— start —
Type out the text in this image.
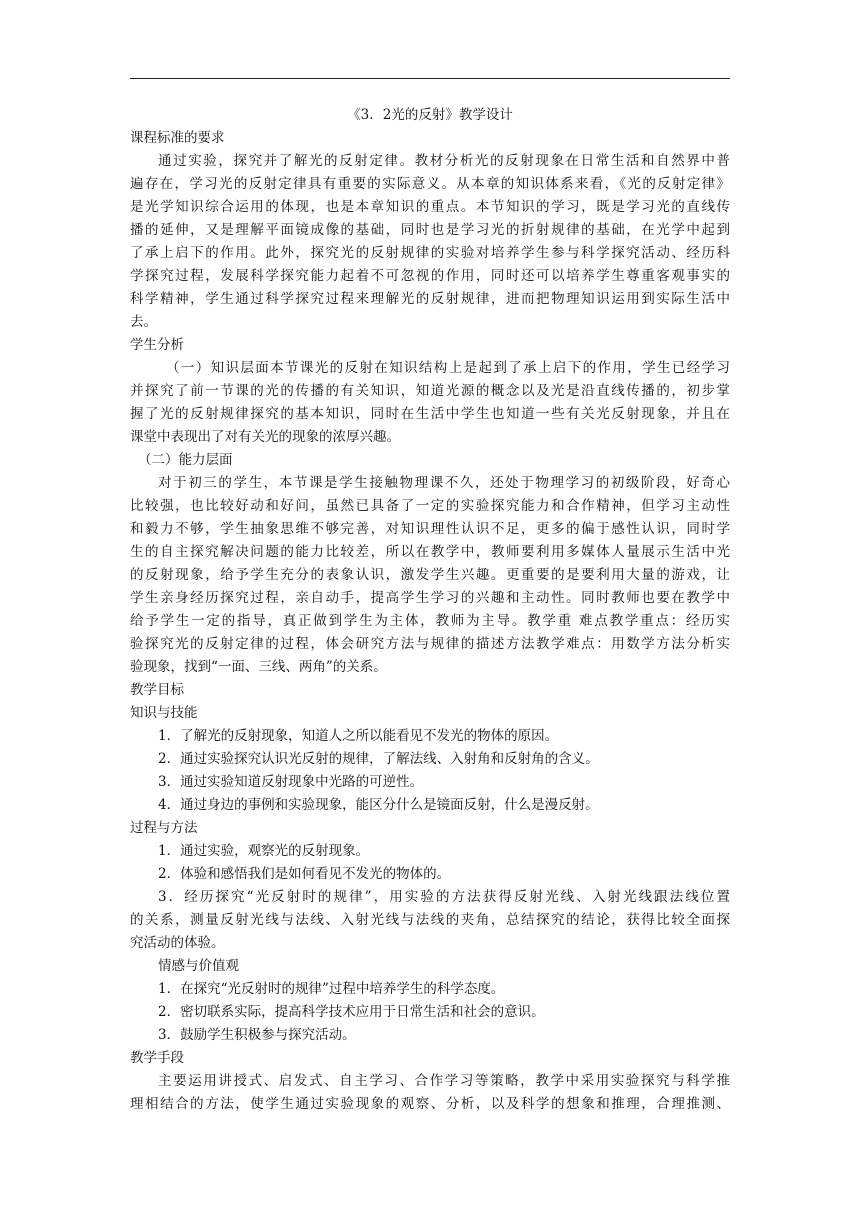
《3．2光的反射》教学设计
课程标准的要求
通过实验，探究并了解光的反射定律。教材分析光的反射现象在日常生活和自然界中普
遍存在，学习光的反射定律具有重要的实际意义。从本章的知识体系来看，《光的反射定律》
是光学知识综合运用的体现，也是本章知识的重点。本节知识的学习，既是学习光的直线传
播的延伸，又是理解平面镜成像的基础，同时也是学习光的折射规律的基础，在光学中起到
了承上启下的作用。此外，探究光的反射规律的实验对培养学生参与科学探究活动、经历科
学探究过程，发展科学探究能力起着不可忽视的作用，同时还可以培养学生尊重客观事实的
科学精神，学生通过科学探究过程来理解光的反射规律，进而把物理知识运用到实际生活中
去。
学生分析
（一）知识层面本节课光的反射在知识结构上是起到了承上启下的作用，学生已经学习
并探究了前一节课的光的传播的有关知识，知道光源的概念以及光是沿直线传播的，初步掌
握了光的反射规律探究的基本知识，同时在生活中学生也知道一些有关光反射现象，并且在
课堂中表现出了对有关光的现象的浓厚兴趣。
（二）能力层面
对于初三的学生，本节课是学生接触物理课不久，还处于物理学习的初级阶段，好奇心
比较强，也比较好动和好问，虽然已具备了一定的实验探究能力和合作精神，但学习主动性
和毅力不够，学生抽象思维不够完善，对知识理性认识不足，更多的偏于感性认识，同时学
生的自主探究解决问题的能力比较差，所以在教学中，教师要利用多媒体人量展示生活中光
的反射现象，给予学生充分的表象认识，激发学生兴趣。更重要的是要利用大量的游戏，让
学生亲身经历探究过程，亲自动手，提高学生学习的兴趣和主动性。同时教师也要在教学中
给予学生一定的指导，真正做到学生为主体，教师为主导。教学重 难点教学重点：经历实
验探究光的反射定律的过程，体会研究方法与规律的描述方法教学难点：用数学方法分析实
验现象，找到“一面、三线、两角”的关系。
教学目标
知识与技能
1．了解光的反射现象，知道人之所以能看见不发光的物体的原因。
2．通过实验探究认识光反射的规律，了解法线、入射角和反射角的含义。
3．通过实验知道反射现象中光路的可逆性。
4．通过身边的事例和实验现象，能区分什么是镜面反射，什么是漫反射。
过程与方法
1．通过实验，观察光的反射现象。
2．体验和感悟我们是如何看见不发光的物体的。
3．经历探究“光反射时的规律”，用实验的方法获得反射光线、入射光线跟法线位置
的关系，测量反射光线与法线、入射光线与法线的夹角，总结探究的结论，获得比较全面探
究活动的体验。
情感与价值观
1．在探究“光反射时的规律”过程中培养学生的科学态度。
2．密切联系实际，提高科学技术应用于日常生活和社会的意识。
3．鼓励学生积极参与探究活动。
教学手段
主要运用讲授式、启发式、自主学习、合作学习等策略，教学中采用实验探究与科学推
理相结合的方法，使学生通过实验现象的观察、分析，以及科学的想象和推理，合理推测、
— end —
* [Exercise description]
A line counts if it holds the word "光反射时的规律". How many lines of the entries count? Give the number only.

* [Full response]
2